▸ **WHAT IS ASKED**:
The entries below should be quoted exactly, with no pictures carried over.

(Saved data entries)
<<<<

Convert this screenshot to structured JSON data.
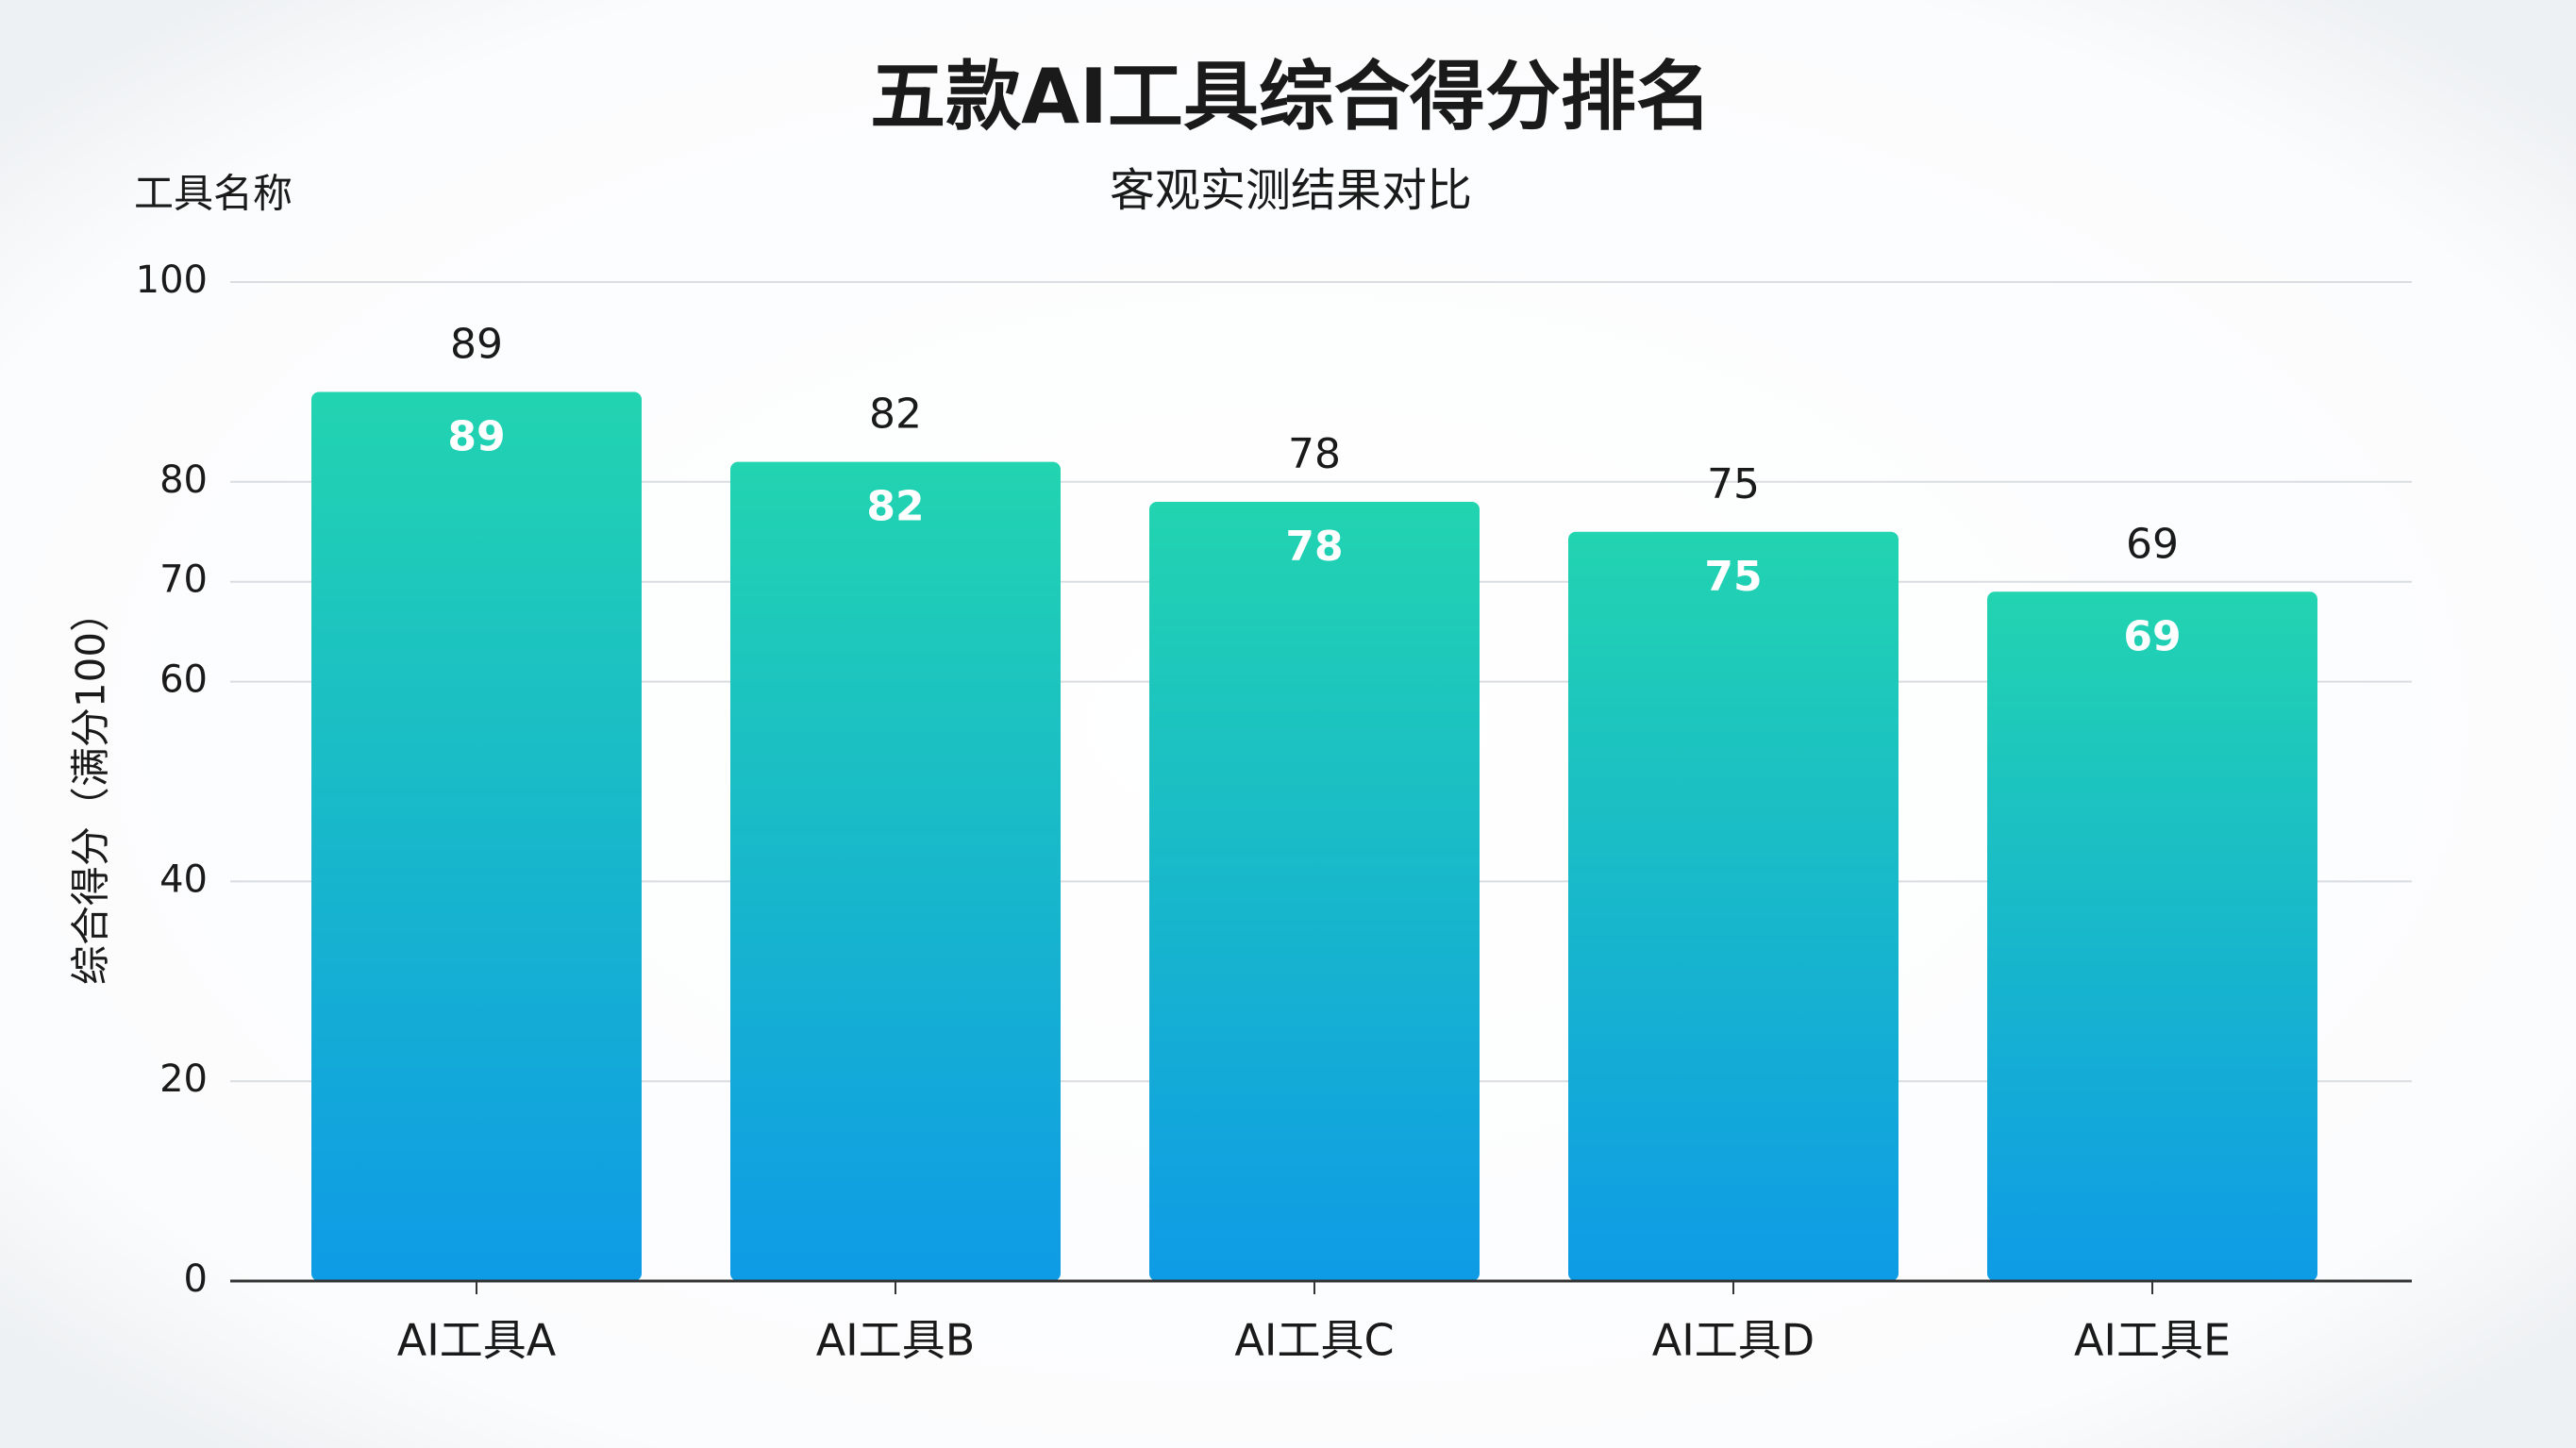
{
  "chart_data": {
    "type": "bar",
    "title": "五款AI工具综合得分排名",
    "subtitle": "客观实测结果对比",
    "x_label": "工具名称",
    "y_label": "综合得分（满分100）",
    "categories": [
      "AI工具A",
      "AI工具B",
      "AI工具C",
      "AI工具D",
      "AI工具E"
    ],
    "values": [
      89,
      82,
      78,
      75,
      69
    ],
    "color": {
      "top": "#22d4b0",
      "bottom": "#0e9be6"
    },
    "ylim": [
      0,
      100
    ],
    "yticks": [
      0,
      20,
      40,
      60,
      70,
      80,
      100
    ],
    "grid": true
  }
}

>>>>

▸ **EXERCISE ANSWER**:
Convert this screenshot to structured JSON data.
{
  "chart_data": {
    "type": "bar",
    "title": "五款AI工具综合得分排名",
    "subtitle": "客观实测结果对比",
    "x_label": "工具名称",
    "y_label": "综合得分（满分100）",
    "categories": [
      "AI工具A",
      "AI工具B",
      "AI工具C",
      "AI工具D",
      "AI工具E"
    ],
    "values": [
      89,
      82,
      78,
      75,
      69
    ],
    "color": {
      "top": "#22d4b0",
      "bottom": "#0e9be6"
    },
    "ylim": [
      0,
      100
    ],
    "yticks": [
      0,
      20,
      40,
      60,
      70,
      80,
      100
    ],
    "grid": true
  }
}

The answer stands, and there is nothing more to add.